Stated problem
Retype all the entries word for word, but omit the pictures.
# # # # # # #
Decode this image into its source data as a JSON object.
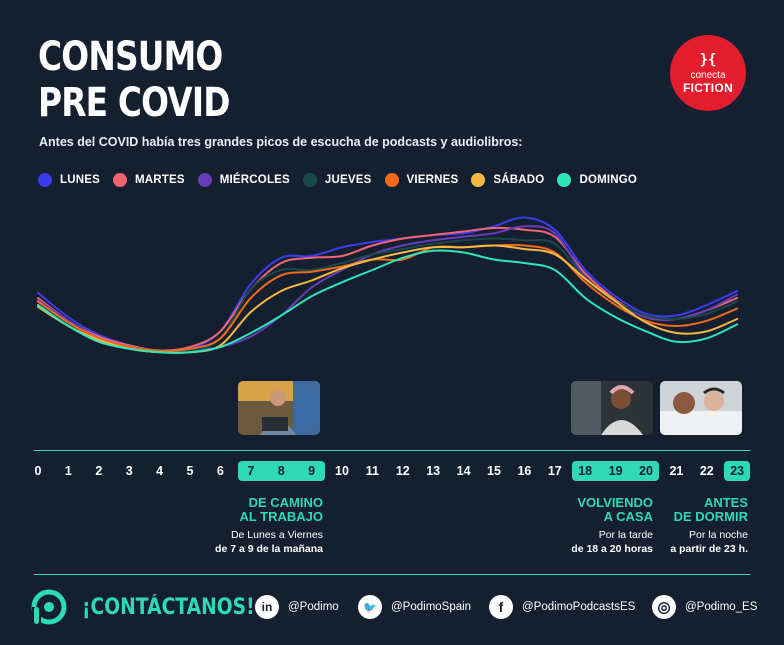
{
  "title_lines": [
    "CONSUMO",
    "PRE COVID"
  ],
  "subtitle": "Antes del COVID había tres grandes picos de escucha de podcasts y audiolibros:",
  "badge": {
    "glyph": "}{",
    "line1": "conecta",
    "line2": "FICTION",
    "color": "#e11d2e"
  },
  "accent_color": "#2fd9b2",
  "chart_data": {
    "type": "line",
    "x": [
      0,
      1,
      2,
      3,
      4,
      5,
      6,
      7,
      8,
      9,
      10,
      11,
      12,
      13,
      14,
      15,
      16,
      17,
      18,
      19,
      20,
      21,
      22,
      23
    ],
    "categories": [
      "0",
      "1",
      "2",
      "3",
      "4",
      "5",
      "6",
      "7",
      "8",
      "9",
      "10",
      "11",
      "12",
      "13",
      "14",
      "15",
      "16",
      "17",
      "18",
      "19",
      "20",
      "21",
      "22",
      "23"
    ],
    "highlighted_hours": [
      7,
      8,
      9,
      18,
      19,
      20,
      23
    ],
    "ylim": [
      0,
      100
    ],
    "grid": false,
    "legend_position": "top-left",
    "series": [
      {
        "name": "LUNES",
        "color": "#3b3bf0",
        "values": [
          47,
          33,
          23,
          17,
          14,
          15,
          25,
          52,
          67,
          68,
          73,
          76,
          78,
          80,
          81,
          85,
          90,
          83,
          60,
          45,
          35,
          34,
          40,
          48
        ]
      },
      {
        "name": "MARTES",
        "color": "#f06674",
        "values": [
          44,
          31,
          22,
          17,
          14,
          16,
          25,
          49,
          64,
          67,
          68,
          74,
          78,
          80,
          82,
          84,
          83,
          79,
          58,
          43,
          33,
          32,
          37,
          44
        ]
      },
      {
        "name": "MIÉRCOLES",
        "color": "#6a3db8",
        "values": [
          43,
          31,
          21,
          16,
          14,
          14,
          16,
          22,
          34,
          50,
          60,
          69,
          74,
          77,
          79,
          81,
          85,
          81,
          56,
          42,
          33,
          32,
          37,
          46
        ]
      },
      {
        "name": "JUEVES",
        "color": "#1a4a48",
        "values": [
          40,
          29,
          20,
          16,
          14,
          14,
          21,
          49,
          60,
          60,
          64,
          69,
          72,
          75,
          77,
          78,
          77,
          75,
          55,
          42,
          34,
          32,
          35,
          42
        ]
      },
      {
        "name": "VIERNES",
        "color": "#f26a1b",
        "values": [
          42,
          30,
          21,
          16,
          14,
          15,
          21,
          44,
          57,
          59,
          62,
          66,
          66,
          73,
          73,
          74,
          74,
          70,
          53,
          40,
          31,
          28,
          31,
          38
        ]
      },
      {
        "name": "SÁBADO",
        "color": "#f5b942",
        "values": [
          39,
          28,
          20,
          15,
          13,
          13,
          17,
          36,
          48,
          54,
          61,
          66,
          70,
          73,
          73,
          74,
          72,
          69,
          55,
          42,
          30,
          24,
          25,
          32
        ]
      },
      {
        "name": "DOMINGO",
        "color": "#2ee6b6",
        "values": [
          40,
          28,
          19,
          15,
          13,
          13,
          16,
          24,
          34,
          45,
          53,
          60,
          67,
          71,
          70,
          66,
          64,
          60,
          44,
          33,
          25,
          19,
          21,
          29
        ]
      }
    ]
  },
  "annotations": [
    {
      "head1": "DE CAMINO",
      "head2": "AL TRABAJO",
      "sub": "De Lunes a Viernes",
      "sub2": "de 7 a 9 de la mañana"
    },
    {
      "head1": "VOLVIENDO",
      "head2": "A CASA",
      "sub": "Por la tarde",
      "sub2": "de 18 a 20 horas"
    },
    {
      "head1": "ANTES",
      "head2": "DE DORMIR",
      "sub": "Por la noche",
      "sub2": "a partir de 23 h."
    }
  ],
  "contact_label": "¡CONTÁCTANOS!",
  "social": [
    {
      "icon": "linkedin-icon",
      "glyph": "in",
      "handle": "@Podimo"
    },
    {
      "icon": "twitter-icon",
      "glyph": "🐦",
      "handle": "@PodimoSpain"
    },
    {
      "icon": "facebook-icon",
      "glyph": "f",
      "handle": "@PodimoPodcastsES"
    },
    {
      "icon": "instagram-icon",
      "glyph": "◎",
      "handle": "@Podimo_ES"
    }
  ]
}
# # # # # # #
Result for this task
Decode this image into its source data as a JSON object.
{
  "title_lines": [
    "CONSUMO",
    "PRE COVID"
  ],
  "subtitle": "Antes del COVID había tres grandes picos de escucha de podcasts y audiolibros:",
  "badge": {
    "glyph": "}{",
    "line1": "conecta",
    "line2": "FICTION",
    "color": "#e11d2e"
  },
  "accent_color": "#2fd9b2",
  "chart_data": {
    "type": "line",
    "x": [
      0,
      1,
      2,
      3,
      4,
      5,
      6,
      7,
      8,
      9,
      10,
      11,
      12,
      13,
      14,
      15,
      16,
      17,
      18,
      19,
      20,
      21,
      22,
      23
    ],
    "categories": [
      "0",
      "1",
      "2",
      "3",
      "4",
      "5",
      "6",
      "7",
      "8",
      "9",
      "10",
      "11",
      "12",
      "13",
      "14",
      "15",
      "16",
      "17",
      "18",
      "19",
      "20",
      "21",
      "22",
      "23"
    ],
    "highlighted_hours": [
      7,
      8,
      9,
      18,
      19,
      20,
      23
    ],
    "ylim": [
      0,
      100
    ],
    "grid": false,
    "legend_position": "top-left",
    "series": [
      {
        "name": "LUNES",
        "color": "#3b3bf0",
        "values": [
          47,
          33,
          23,
          17,
          14,
          15,
          25,
          52,
          67,
          68,
          73,
          76,
          78,
          80,
          81,
          85,
          90,
          83,
          60,
          45,
          35,
          34,
          40,
          48
        ]
      },
      {
        "name": "MARTES",
        "color": "#f06674",
        "values": [
          44,
          31,
          22,
          17,
          14,
          16,
          25,
          49,
          64,
          67,
          68,
          74,
          78,
          80,
          82,
          84,
          83,
          79,
          58,
          43,
          33,
          32,
          37,
          44
        ]
      },
      {
        "name": "MIÉRCOLES",
        "color": "#6a3db8",
        "values": [
          43,
          31,
          21,
          16,
          14,
          14,
          16,
          22,
          34,
          50,
          60,
          69,
          74,
          77,
          79,
          81,
          85,
          81,
          56,
          42,
          33,
          32,
          37,
          46
        ]
      },
      {
        "name": "JUEVES",
        "color": "#1a4a48",
        "values": [
          40,
          29,
          20,
          16,
          14,
          14,
          21,
          49,
          60,
          60,
          64,
          69,
          72,
          75,
          77,
          78,
          77,
          75,
          55,
          42,
          34,
          32,
          35,
          42
        ]
      },
      {
        "name": "VIERNES",
        "color": "#f26a1b",
        "values": [
          42,
          30,
          21,
          16,
          14,
          15,
          21,
          44,
          57,
          59,
          62,
          66,
          66,
          73,
          73,
          74,
          74,
          70,
          53,
          40,
          31,
          28,
          31,
          38
        ]
      },
      {
        "name": "SÁBADO",
        "color": "#f5b942",
        "values": [
          39,
          28,
          20,
          15,
          13,
          13,
          17,
          36,
          48,
          54,
          61,
          66,
          70,
          73,
          73,
          74,
          72,
          69,
          55,
          42,
          30,
          24,
          25,
          32
        ]
      },
      {
        "name": "DOMINGO",
        "color": "#2ee6b6",
        "values": [
          40,
          28,
          19,
          15,
          13,
          13,
          16,
          24,
          34,
          45,
          53,
          60,
          67,
          71,
          70,
          66,
          64,
          60,
          44,
          33,
          25,
          19,
          21,
          29
        ]
      }
    ]
  },
  "annotations": [
    {
      "head1": "DE CAMINO",
      "head2": "AL TRABAJO",
      "sub": "De Lunes a Viernes",
      "sub2": "de 7 a 9 de la mañana"
    },
    {
      "head1": "VOLVIENDO",
      "head2": "A CASA",
      "sub": "Por la tarde",
      "sub2": "de 18 a 20 horas"
    },
    {
      "head1": "ANTES",
      "head2": "DE DORMIR",
      "sub": "Por la noche",
      "sub2": "a partir de 23 h."
    }
  ],
  "contact_label": "¡CONTÁCTANOS!",
  "social": [
    {
      "icon": "linkedin-icon",
      "glyph": "in",
      "handle": "@Podimo"
    },
    {
      "icon": "twitter-icon",
      "glyph": "🐦",
      "handle": "@PodimoSpain"
    },
    {
      "icon": "facebook-icon",
      "glyph": "f",
      "handle": "@PodimoPodcastsES"
    },
    {
      "icon": "instagram-icon",
      "glyph": "◎",
      "handle": "@Podimo_ES"
    }
  ]
}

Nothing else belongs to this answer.